* begin Excerpted records *

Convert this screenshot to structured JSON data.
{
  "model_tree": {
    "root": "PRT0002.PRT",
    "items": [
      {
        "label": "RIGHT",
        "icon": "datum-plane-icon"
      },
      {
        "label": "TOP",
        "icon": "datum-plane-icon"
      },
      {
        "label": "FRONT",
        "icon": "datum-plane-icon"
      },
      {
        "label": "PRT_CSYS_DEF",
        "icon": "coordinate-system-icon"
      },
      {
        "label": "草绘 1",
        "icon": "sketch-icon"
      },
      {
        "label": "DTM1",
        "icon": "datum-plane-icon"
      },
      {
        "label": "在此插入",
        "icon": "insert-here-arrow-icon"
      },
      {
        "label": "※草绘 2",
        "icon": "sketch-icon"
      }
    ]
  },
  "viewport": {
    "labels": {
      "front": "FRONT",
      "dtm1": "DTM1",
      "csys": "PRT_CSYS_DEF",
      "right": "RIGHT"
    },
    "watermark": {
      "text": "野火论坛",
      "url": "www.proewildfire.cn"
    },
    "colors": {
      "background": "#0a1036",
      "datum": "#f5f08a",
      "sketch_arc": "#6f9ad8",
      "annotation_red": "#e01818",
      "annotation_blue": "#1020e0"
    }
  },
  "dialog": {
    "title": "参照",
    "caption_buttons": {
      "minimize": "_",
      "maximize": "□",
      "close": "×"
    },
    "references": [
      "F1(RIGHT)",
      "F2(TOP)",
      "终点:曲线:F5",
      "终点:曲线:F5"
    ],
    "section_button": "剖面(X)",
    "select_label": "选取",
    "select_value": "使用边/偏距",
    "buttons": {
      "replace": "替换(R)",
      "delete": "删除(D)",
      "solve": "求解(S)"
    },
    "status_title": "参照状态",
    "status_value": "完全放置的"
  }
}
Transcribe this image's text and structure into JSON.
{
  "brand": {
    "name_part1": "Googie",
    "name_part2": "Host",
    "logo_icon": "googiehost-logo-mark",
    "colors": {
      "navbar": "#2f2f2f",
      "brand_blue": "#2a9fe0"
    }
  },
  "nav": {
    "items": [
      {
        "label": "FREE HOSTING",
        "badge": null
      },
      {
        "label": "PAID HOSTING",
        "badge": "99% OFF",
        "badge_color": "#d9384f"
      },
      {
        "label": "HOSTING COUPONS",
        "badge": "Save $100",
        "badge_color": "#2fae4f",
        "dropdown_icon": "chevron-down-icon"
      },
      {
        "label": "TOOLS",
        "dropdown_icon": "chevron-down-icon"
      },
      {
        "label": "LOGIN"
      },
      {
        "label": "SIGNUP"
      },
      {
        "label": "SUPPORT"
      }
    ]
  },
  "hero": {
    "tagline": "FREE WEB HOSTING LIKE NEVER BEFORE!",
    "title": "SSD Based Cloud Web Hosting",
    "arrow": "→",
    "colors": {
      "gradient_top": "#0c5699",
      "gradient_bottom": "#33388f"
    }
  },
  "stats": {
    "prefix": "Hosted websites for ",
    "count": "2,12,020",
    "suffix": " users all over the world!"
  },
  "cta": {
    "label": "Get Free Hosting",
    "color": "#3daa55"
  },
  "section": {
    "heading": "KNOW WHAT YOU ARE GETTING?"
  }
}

* end Excerpted records *

§ Problem details: Retype the listing exactly, in full.

§ Exercise response:
Convert this screenshot to structured JSON data.
{
  "model_tree": {
    "root": "PRT0002.PRT",
    "items": [
      {
        "label": "RIGHT",
        "icon": "datum-plane-icon"
      },
      {
        "label": "TOP",
        "icon": "datum-plane-icon"
      },
      {
        "label": "FRONT",
        "icon": "datum-plane-icon"
      },
      {
        "label": "PRT_CSYS_DEF",
        "icon": "coordinate-system-icon"
      },
      {
        "label": "草绘 1",
        "icon": "sketch-icon"
      },
      {
        "label": "DTM1",
        "icon": "datum-plane-icon"
      },
      {
        "label": "在此插入",
        "icon": "insert-here-arrow-icon"
      },
      {
        "label": "※草绘 2",
        "icon": "sketch-icon"
      }
    ]
  },
  "viewport": {
    "labels": {
      "front": "FRONT",
      "dtm1": "DTM1",
      "csys": "PRT_CSYS_DEF",
      "right": "RIGHT"
    },
    "watermark": {
      "text": "野火论坛",
      "url": "www.proewildfire.cn"
    },
    "colors": {
      "background": "#0a1036",
      "datum": "#f5f08a",
      "sketch_arc": "#6f9ad8",
      "annotation_red": "#e01818",
      "annotation_blue": "#1020e0"
    }
  },
  "dialog": {
    "title": "参照",
    "caption_buttons": {
      "minimize": "_",
      "maximize": "□",
      "close": "×"
    },
    "references": [
      "F1(RIGHT)",
      "F2(TOP)",
      "终点:曲线:F5",
      "终点:曲线:F5"
    ],
    "section_button": "剖面(X)",
    "select_label": "选取",
    "select_value": "使用边/偏距",
    "buttons": {
      "replace": "替换(R)",
      "delete": "删除(D)",
      "solve": "求解(S)"
    },
    "status_title": "参照状态",
    "status_value": "完全放置的"
  }
}
Transcribe this image's text and structure into JSON.
{
  "brand": {
    "name_part1": "Googie",
    "name_part2": "Host",
    "logo_icon": "googiehost-logo-mark",
    "colors": {
      "navbar": "#2f2f2f",
      "brand_blue": "#2a9fe0"
    }
  },
  "nav": {
    "items": [
      {
        "label": "FREE HOSTING",
        "badge": null
      },
      {
        "label": "PAID HOSTING",
        "badge": "99% OFF",
        "badge_color": "#d9384f"
      },
      {
        "label": "HOSTING COUPONS",
        "badge": "Save $100",
        "badge_color": "#2fae4f",
        "dropdown_icon": "chevron-down-icon"
      },
      {
        "label": "TOOLS",
        "dropdown_icon": "chevron-down-icon"
      },
      {
        "label": "LOGIN"
      },
      {
        "label": "SIGNUP"
      },
      {
        "label": "SUPPORT"
      }
    ]
  },
  "hero": {
    "tagline": "FREE WEB HOSTING LIKE NEVER BEFORE!",
    "title": "SSD Based Cloud Web Hosting",
    "arrow": "→",
    "colors": {
      "gradient_top": "#0c5699",
      "gradient_bottom": "#33388f"
    }
  },
  "stats": {
    "prefix": "Hosted websites for ",
    "count": "2,12,020",
    "suffix": " users all over the world!"
  },
  "cta": {
    "label": "Get Free Hosting",
    "color": "#3daa55"
  },
  "section": {
    "heading": "KNOW WHAT YOU ARE GETTING?"
  }
}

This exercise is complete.